----- Task data

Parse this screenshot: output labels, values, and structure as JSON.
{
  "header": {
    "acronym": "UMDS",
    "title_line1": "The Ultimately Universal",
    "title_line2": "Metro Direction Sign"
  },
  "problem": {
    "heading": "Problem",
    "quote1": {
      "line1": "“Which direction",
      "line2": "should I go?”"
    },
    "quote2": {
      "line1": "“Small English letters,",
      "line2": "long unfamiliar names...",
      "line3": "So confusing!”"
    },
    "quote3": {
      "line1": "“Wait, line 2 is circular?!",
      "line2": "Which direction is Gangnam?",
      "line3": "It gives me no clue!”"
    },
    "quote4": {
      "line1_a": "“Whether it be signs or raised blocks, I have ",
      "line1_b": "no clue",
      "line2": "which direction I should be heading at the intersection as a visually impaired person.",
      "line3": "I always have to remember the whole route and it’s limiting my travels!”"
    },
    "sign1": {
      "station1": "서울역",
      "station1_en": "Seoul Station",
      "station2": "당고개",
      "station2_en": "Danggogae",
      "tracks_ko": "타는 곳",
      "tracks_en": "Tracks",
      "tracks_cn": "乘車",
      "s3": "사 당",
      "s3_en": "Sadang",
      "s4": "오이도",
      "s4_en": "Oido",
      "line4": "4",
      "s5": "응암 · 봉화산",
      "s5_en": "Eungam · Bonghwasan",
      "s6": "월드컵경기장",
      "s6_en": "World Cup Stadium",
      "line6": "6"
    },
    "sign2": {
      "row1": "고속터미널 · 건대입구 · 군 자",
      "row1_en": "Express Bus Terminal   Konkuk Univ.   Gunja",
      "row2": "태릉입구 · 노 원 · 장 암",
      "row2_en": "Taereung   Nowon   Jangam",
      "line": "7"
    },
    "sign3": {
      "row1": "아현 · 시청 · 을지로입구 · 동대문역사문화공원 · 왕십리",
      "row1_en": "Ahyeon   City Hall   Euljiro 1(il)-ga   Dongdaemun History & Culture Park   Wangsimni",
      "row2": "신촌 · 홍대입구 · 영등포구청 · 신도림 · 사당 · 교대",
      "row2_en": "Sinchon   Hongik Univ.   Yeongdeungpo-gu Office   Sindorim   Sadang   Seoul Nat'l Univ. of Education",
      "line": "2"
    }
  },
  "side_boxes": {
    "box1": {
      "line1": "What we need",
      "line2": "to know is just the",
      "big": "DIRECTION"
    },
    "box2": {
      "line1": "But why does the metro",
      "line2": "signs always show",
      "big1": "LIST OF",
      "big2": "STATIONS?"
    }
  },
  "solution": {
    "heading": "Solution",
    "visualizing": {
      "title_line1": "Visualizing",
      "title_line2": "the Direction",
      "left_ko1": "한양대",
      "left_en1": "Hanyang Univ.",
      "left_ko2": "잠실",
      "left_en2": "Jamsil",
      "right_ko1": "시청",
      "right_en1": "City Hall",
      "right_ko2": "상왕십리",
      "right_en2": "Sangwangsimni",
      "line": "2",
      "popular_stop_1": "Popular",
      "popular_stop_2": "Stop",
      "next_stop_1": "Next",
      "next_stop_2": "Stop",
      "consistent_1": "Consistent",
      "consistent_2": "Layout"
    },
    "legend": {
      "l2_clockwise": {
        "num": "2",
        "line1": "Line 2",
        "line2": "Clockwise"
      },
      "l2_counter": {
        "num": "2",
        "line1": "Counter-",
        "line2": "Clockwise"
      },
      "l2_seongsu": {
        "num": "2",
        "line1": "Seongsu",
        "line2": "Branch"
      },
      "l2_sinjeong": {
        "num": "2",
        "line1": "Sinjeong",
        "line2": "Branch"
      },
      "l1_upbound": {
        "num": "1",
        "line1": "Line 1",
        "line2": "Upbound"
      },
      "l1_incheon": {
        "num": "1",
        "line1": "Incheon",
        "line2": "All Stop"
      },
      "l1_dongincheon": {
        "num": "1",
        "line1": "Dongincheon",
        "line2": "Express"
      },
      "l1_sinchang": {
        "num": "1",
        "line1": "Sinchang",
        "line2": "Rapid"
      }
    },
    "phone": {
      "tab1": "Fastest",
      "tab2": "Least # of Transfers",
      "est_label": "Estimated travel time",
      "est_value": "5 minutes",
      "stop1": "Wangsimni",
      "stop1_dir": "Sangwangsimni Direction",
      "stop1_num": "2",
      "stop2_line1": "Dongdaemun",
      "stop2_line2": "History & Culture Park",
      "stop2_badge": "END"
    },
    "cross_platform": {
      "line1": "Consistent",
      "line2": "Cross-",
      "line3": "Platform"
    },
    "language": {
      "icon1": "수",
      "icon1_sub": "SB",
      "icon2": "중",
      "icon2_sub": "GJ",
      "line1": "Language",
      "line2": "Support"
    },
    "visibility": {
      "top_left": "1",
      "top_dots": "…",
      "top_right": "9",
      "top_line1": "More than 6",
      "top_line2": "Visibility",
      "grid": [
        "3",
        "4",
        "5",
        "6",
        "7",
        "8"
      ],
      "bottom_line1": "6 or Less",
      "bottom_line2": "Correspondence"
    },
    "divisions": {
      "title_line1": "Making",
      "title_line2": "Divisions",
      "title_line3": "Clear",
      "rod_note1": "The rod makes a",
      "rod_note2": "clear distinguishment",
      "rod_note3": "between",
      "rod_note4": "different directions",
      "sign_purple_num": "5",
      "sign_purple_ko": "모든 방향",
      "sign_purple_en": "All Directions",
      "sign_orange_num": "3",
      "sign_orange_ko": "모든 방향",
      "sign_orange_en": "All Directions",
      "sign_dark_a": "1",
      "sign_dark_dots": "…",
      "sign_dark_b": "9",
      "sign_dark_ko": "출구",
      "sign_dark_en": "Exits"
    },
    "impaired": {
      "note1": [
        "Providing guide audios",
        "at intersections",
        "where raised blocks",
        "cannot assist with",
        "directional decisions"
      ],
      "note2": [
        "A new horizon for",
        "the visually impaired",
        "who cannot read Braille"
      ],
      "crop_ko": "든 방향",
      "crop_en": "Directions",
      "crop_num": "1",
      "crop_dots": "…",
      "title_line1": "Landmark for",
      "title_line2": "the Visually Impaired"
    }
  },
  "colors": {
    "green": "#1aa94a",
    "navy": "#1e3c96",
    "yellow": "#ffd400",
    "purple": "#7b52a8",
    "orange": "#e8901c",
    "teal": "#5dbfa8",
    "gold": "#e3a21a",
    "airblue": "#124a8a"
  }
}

----------

:: Short problem ::
Print all of the data exactly as it was given.

:: Output for this task ::
Parse this screenshot: output labels, values, and structure as JSON.
{
  "header": {
    "acronym": "UMDS",
    "title_line1": "The Ultimately Universal",
    "title_line2": "Metro Direction Sign"
  },
  "problem": {
    "heading": "Problem",
    "quote1": {
      "line1": "“Which direction",
      "line2": "should I go?”"
    },
    "quote2": {
      "line1": "“Small English letters,",
      "line2": "long unfamiliar names...",
      "line3": "So confusing!”"
    },
    "quote3": {
      "line1": "“Wait, line 2 is circular?!",
      "line2": "Which direction is Gangnam?",
      "line3": "It gives me no clue!”"
    },
    "quote4": {
      "line1_a": "“Whether it be signs or raised blocks, I have ",
      "line1_b": "no clue",
      "line2": "which direction I should be heading at the intersection as a visually impaired person.",
      "line3": "I always have to remember the whole route and it’s limiting my travels!”"
    },
    "sign1": {
      "station1": "서울역",
      "station1_en": "Seoul Station",
      "station2": "당고개",
      "station2_en": "Danggogae",
      "tracks_ko": "타는 곳",
      "tracks_en": "Tracks",
      "tracks_cn": "乘車",
      "s3": "사 당",
      "s3_en": "Sadang",
      "s4": "오이도",
      "s4_en": "Oido",
      "line4": "4",
      "s5": "응암 · 봉화산",
      "s5_en": "Eungam · Bonghwasan",
      "s6": "월드컵경기장",
      "s6_en": "World Cup Stadium",
      "line6": "6"
    },
    "sign2": {
      "row1": "고속터미널 · 건대입구 · 군 자",
      "row1_en": "Express Bus Terminal   Konkuk Univ.   Gunja",
      "row2": "태릉입구 · 노 원 · 장 암",
      "row2_en": "Taereung   Nowon   Jangam",
      "line": "7"
    },
    "sign3": {
      "row1": "아현 · 시청 · 을지로입구 · 동대문역사문화공원 · 왕십리",
      "row1_en": "Ahyeon   City Hall   Euljiro 1(il)-ga   Dongdaemun History & Culture Park   Wangsimni",
      "row2": "신촌 · 홍대입구 · 영등포구청 · 신도림 · 사당 · 교대",
      "row2_en": "Sinchon   Hongik Univ.   Yeongdeungpo-gu Office   Sindorim   Sadang   Seoul Nat'l Univ. of Education",
      "line": "2"
    }
  },
  "side_boxes": {
    "box1": {
      "line1": "What we need",
      "line2": "to know is just the",
      "big": "DIRECTION"
    },
    "box2": {
      "line1": "But why does the metro",
      "line2": "signs always show",
      "big1": "LIST OF",
      "big2": "STATIONS?"
    }
  },
  "solution": {
    "heading": "Solution",
    "visualizing": {
      "title_line1": "Visualizing",
      "title_line2": "the Direction",
      "left_ko1": "한양대",
      "left_en1": "Hanyang Univ.",
      "left_ko2": "잠실",
      "left_en2": "Jamsil",
      "right_ko1": "시청",
      "right_en1": "City Hall",
      "right_ko2": "상왕십리",
      "right_en2": "Sangwangsimni",
      "line": "2",
      "popular_stop_1": "Popular",
      "popular_stop_2": "Stop",
      "next_stop_1": "Next",
      "next_stop_2": "Stop",
      "consistent_1": "Consistent",
      "consistent_2": "Layout"
    },
    "legend": {
      "l2_clockwise": {
        "num": "2",
        "line1": "Line 2",
        "line2": "Clockwise"
      },
      "l2_counter": {
        "num": "2",
        "line1": "Counter-",
        "line2": "Clockwise"
      },
      "l2_seongsu": {
        "num": "2",
        "line1": "Seongsu",
        "line2": "Branch"
      },
      "l2_sinjeong": {
        "num": "2",
        "line1": "Sinjeong",
        "line2": "Branch"
      },
      "l1_upbound": {
        "num": "1",
        "line1": "Line 1",
        "line2": "Upbound"
      },
      "l1_incheon": {
        "num": "1",
        "line1": "Incheon",
        "line2": "All Stop"
      },
      "l1_dongincheon": {
        "num": "1",
        "line1": "Dongincheon",
        "line2": "Express"
      },
      "l1_sinchang": {
        "num": "1",
        "line1": "Sinchang",
        "line2": "Rapid"
      }
    },
    "phone": {
      "tab1": "Fastest",
      "tab2": "Least # of Transfers",
      "est_label": "Estimated travel time",
      "est_value": "5 minutes",
      "stop1": "Wangsimni",
      "stop1_dir": "Sangwangsimni Direction",
      "stop1_num": "2",
      "stop2_line1": "Dongdaemun",
      "stop2_line2": "History & Culture Park",
      "stop2_badge": "END"
    },
    "cross_platform": {
      "line1": "Consistent",
      "line2": "Cross-",
      "line3": "Platform"
    },
    "language": {
      "icon1": "수",
      "icon1_sub": "SB",
      "icon2": "중",
      "icon2_sub": "GJ",
      "line1": "Language",
      "line2": "Support"
    },
    "visibility": {
      "top_left": "1",
      "top_dots": "…",
      "top_right": "9",
      "top_line1": "More than 6",
      "top_line2": "Visibility",
      "grid": [
        "3",
        "4",
        "5",
        "6",
        "7",
        "8"
      ],
      "bottom_line1": "6 or Less",
      "bottom_line2": "Correspondence"
    },
    "divisions": {
      "title_line1": "Making",
      "title_line2": "Divisions",
      "title_line3": "Clear",
      "rod_note1": "The rod makes a",
      "rod_note2": "clear distinguishment",
      "rod_note3": "between",
      "rod_note4": "different directions",
      "sign_purple_num": "5",
      "sign_purple_ko": "모든 방향",
      "sign_purple_en": "All Directions",
      "sign_orange_num": "3",
      "sign_orange_ko": "모든 방향",
      "sign_orange_en": "All Directions",
      "sign_dark_a": "1",
      "sign_dark_dots": "…",
      "sign_dark_b": "9",
      "sign_dark_ko": "출구",
      "sign_dark_en": "Exits"
    },
    "impaired": {
      "note1": [
        "Providing guide audios",
        "at intersections",
        "where raised blocks",
        "cannot assist with",
        "directional decisions"
      ],
      "note2": [
        "A new horizon for",
        "the visually impaired",
        "who cannot read Braille"
      ],
      "crop_ko": "든 방향",
      "crop_en": "Directions",
      "crop_num": "1",
      "crop_dots": "…",
      "title_line1": "Landmark for",
      "title_line2": "the Visually Impaired"
    }
  },
  "colors": {
    "green": "#1aa94a",
    "navy": "#1e3c96",
    "yellow": "#ffd400",
    "purple": "#7b52a8",
    "orange": "#e8901c",
    "teal": "#5dbfa8",
    "gold": "#e3a21a",
    "airblue": "#124a8a"
  }
}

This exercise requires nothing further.